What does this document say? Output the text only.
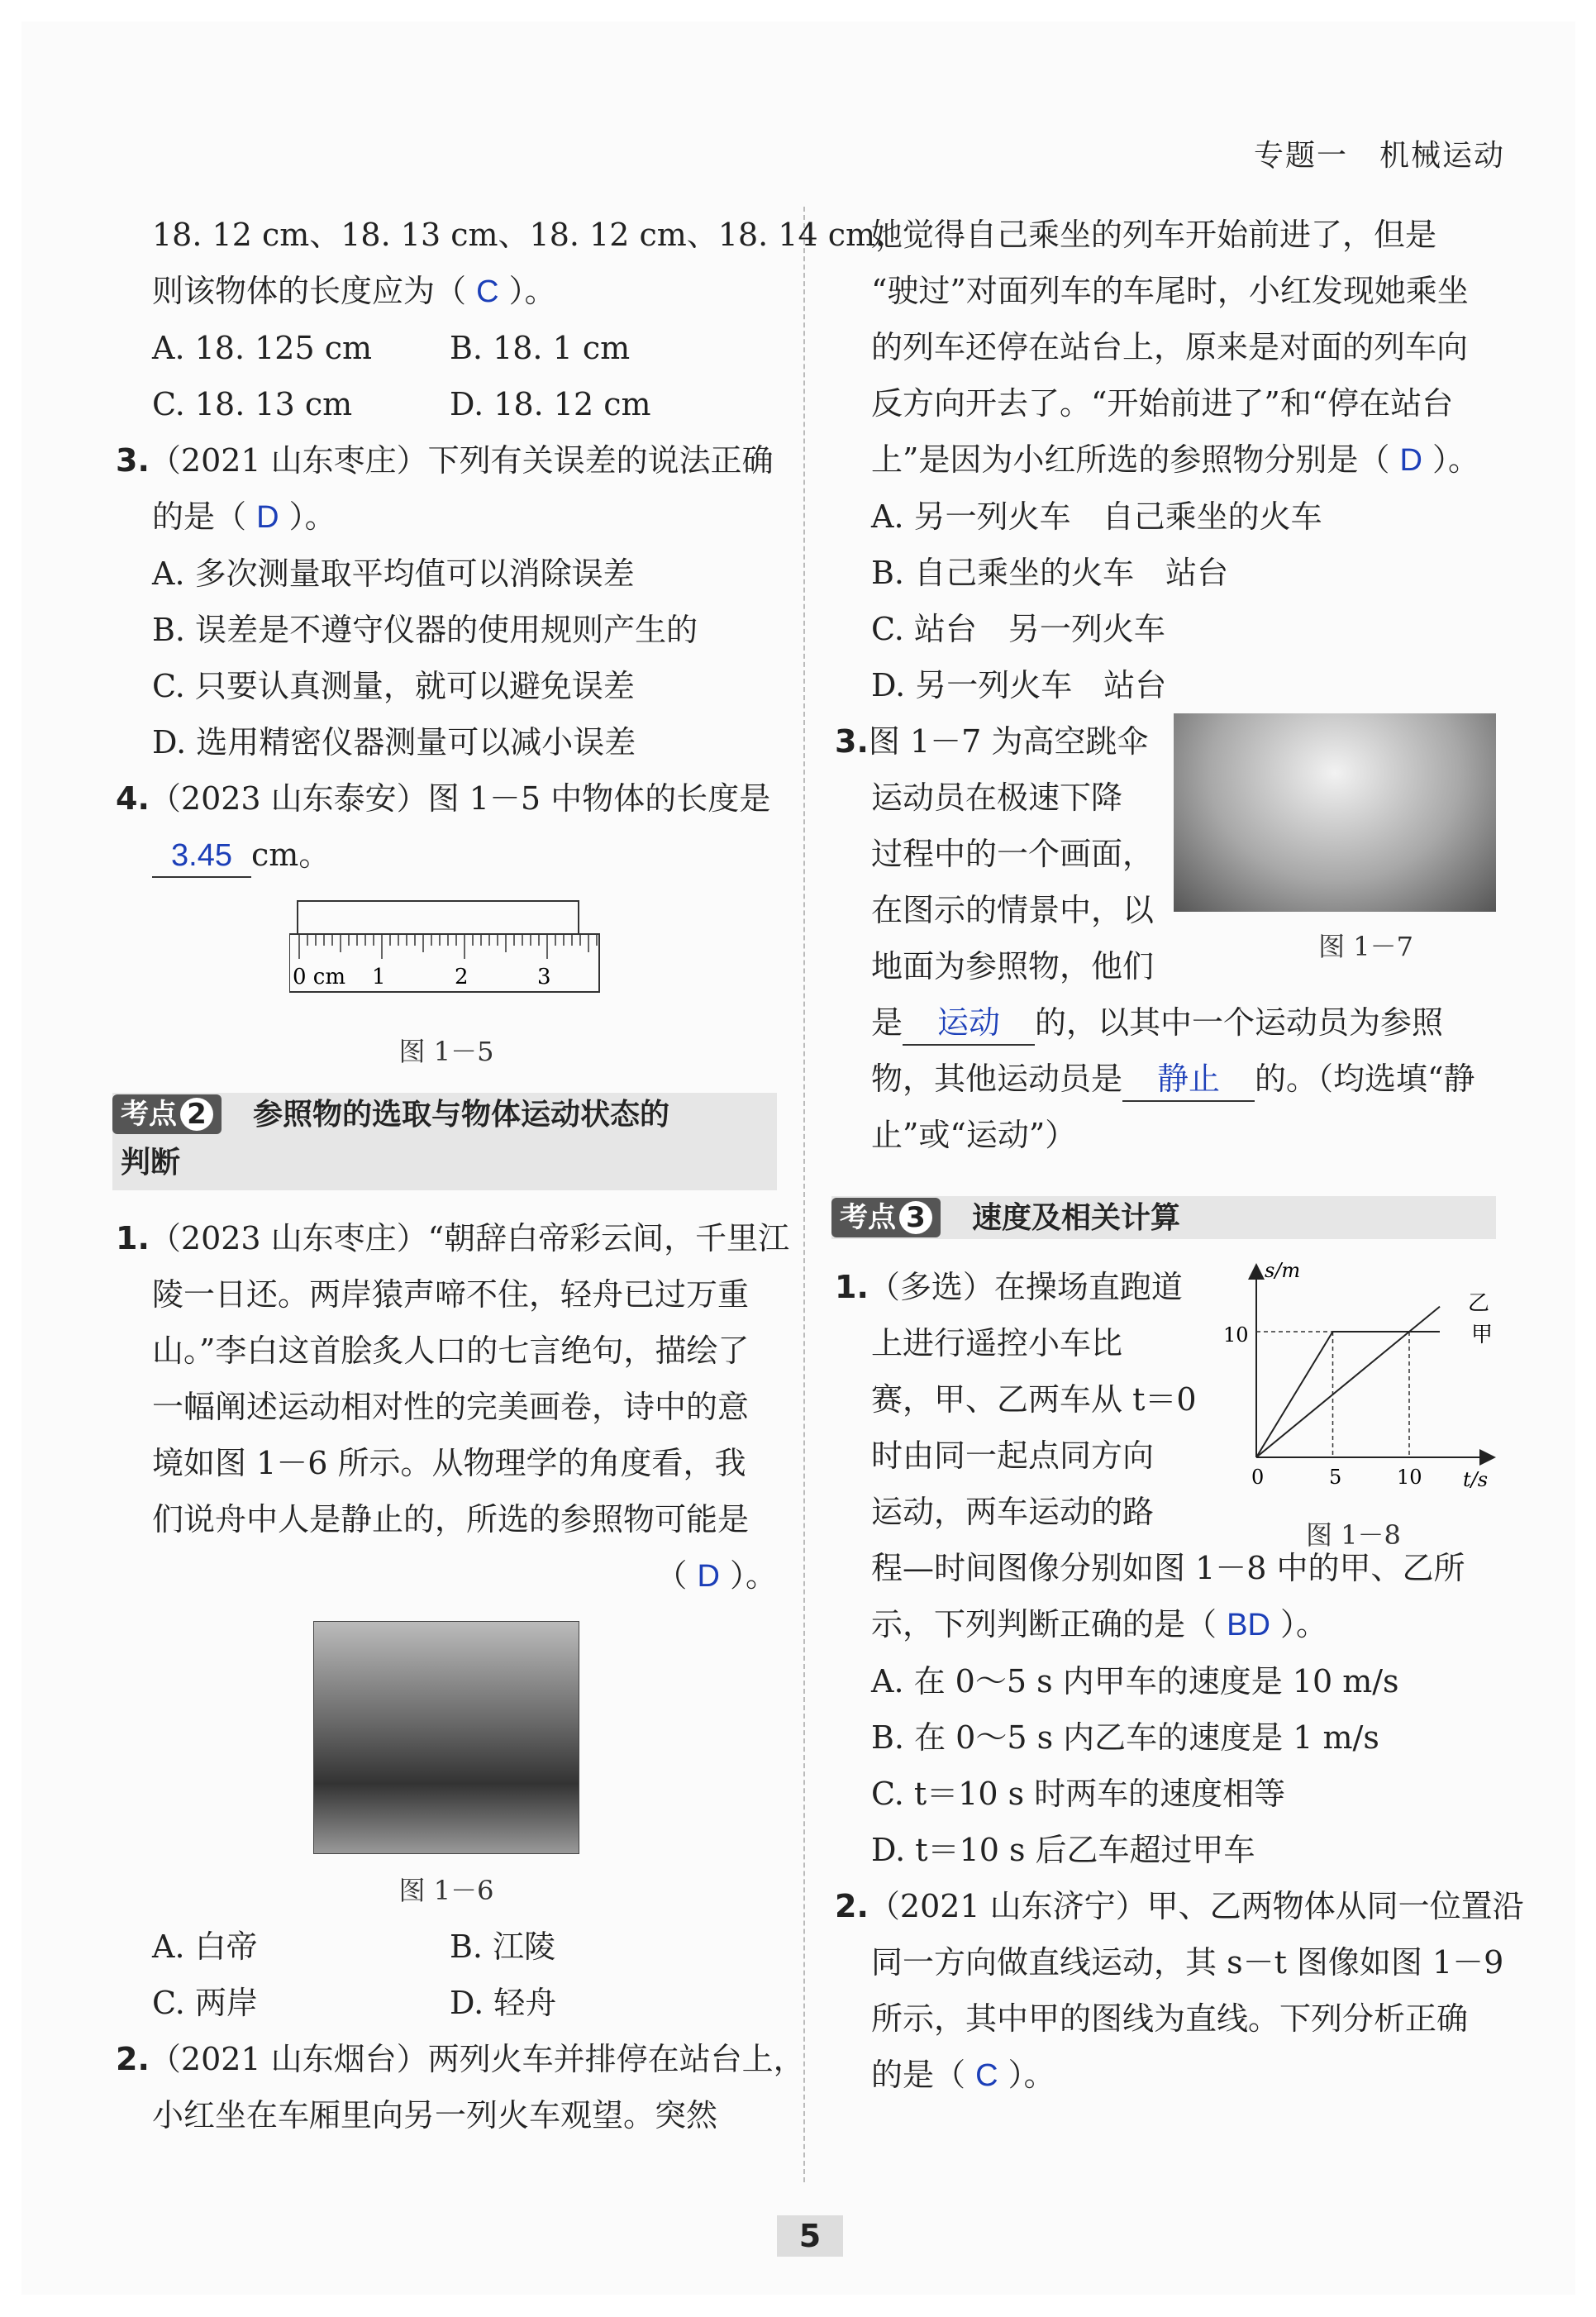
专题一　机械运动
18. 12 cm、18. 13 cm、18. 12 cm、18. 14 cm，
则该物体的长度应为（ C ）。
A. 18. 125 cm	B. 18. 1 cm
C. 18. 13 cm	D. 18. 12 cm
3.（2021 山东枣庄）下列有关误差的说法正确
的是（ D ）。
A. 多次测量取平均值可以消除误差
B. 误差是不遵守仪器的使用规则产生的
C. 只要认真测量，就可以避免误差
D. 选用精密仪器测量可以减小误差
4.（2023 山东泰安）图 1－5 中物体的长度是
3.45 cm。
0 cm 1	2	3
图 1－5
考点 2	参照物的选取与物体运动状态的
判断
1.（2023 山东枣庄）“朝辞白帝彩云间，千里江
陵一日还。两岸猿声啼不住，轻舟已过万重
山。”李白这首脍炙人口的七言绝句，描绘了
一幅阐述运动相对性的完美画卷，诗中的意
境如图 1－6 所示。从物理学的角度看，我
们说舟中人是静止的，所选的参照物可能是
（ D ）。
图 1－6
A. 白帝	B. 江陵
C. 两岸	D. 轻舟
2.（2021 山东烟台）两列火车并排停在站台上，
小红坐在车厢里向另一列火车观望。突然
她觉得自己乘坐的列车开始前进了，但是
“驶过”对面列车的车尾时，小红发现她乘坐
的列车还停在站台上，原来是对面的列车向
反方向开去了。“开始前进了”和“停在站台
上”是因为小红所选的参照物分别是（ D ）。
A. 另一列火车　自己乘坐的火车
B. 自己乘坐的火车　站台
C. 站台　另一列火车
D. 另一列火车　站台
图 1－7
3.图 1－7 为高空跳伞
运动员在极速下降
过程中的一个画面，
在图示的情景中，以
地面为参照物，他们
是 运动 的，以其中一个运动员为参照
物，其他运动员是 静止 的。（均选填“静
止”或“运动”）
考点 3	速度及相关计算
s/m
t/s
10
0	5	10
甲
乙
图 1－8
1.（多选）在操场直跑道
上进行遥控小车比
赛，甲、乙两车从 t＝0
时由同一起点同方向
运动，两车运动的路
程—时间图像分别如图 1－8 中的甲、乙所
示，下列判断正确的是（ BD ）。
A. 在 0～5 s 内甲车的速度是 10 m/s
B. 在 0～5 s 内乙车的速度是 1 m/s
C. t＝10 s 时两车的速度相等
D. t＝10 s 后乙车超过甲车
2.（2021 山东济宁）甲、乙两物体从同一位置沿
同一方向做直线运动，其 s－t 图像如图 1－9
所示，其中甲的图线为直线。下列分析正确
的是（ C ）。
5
-------------------------
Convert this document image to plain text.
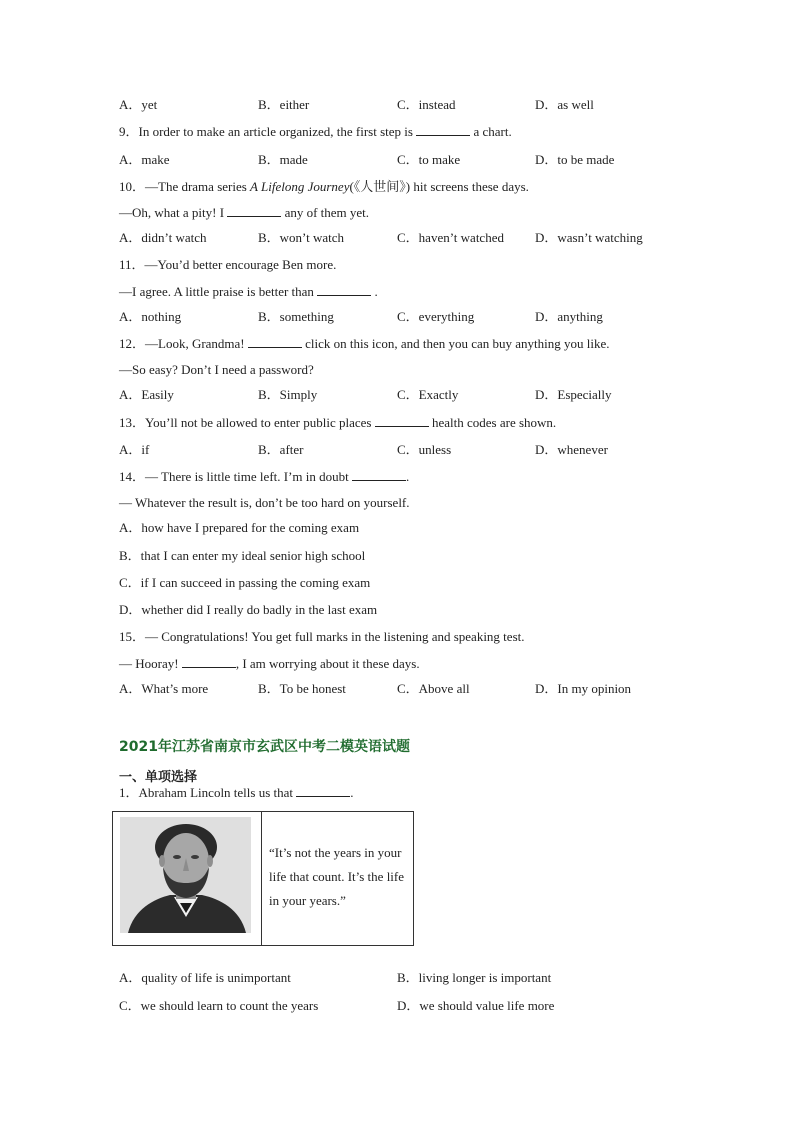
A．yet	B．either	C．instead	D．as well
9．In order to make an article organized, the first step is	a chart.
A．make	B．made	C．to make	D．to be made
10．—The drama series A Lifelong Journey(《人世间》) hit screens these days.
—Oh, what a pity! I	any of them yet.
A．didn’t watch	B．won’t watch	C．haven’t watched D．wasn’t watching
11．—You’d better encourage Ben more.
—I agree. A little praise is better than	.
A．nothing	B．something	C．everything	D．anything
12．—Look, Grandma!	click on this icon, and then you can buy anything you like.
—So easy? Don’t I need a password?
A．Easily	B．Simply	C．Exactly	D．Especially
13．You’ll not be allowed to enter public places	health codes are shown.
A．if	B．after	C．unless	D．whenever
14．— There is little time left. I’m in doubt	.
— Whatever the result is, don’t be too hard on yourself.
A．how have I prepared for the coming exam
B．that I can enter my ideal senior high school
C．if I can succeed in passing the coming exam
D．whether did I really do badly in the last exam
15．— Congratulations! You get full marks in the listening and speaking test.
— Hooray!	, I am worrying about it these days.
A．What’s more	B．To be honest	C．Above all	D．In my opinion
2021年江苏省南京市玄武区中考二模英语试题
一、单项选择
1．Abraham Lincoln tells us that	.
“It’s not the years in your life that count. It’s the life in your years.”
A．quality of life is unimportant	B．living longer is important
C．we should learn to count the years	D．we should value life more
-------------------------
:: Task instructions ::
Which lines in the records above contain the string "that"? Copy each one.

:: Problem solution ::
B．that I can enter my ideal senior high school
1．Abraham Lincoln tells us that	.
“It’s not the years in your life that count. It’s the life in your years.”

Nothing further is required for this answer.